[start THE RECORDS]
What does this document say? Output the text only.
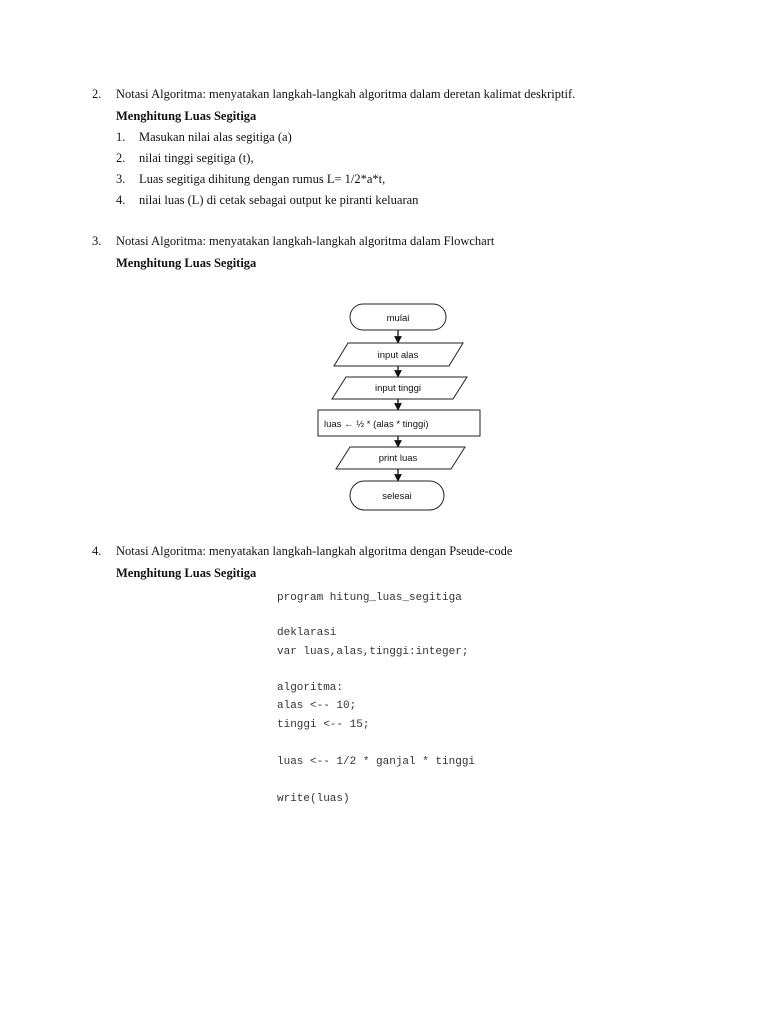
2. Notasi Algoritma: menyatakan langkah-langkah algoritma dalam deretan kalimat deskriptif.
Menghitung Luas Segitiga
1. Masukan nilai alas segitiga (a)
2. nilai tinggi segitiga (t),
3. Luas segitiga dihitung dengan rumus L= 1/2*a*t,
4. nilai luas (L) di cetak sebagai output ke piranti keluaran
3. Notasi Algoritma: menyatakan langkah-langkah algoritma dalam Flowchart
Menghitung Luas Segitiga
mulai
input alas
input tinggi
luas ← ½ * (alas * tinggi)
print luas
selesai
4. Notasi Algoritma: menyatakan langkah-langkah algoritma dengan Pseude-code
Menghitung Luas Segitiga
program hitung_luas_segitiga
deklarasi
var luas,alas,tinggi:integer;
algoritma:
alas <-- 10;
tinggi <-- 15;
luas <-- 1/2 * ganjal * tinggi
write(luas)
[end THE RECORDS]
[SHORT EXERCISE]
Output all of the entries verbatim, leaving out any images.

[EXERCISE OUTPUT]
What does this document say? Output the text only.
2. Notasi Algoritma: menyatakan langkah-langkah algoritma dalam deretan kalimat deskriptif.
Menghitung Luas Segitiga
1. Masukan nilai alas segitiga (a)
2. nilai tinggi segitiga (t),
3. Luas segitiga dihitung dengan rumus L= 1/2*a*t,
4. nilai luas (L) di cetak sebagai output ke piranti keluaran
3. Notasi Algoritma: menyatakan langkah-langkah algoritma dalam Flowchart
Menghitung Luas Segitiga
mulai
input alas
input tinggi
luas ← ½ * (alas * tinggi)
print luas
selesai
4. Notasi Algoritma: menyatakan langkah-langkah algoritma dengan Pseude-code
Menghitung Luas Segitiga
program hitung_luas_segitiga
deklarasi
var luas,alas,tinggi:integer;
algoritma:
alas <-- 10;
tinggi <-- 15;
luas <-- 1/2 * ganjal * tinggi
write(luas)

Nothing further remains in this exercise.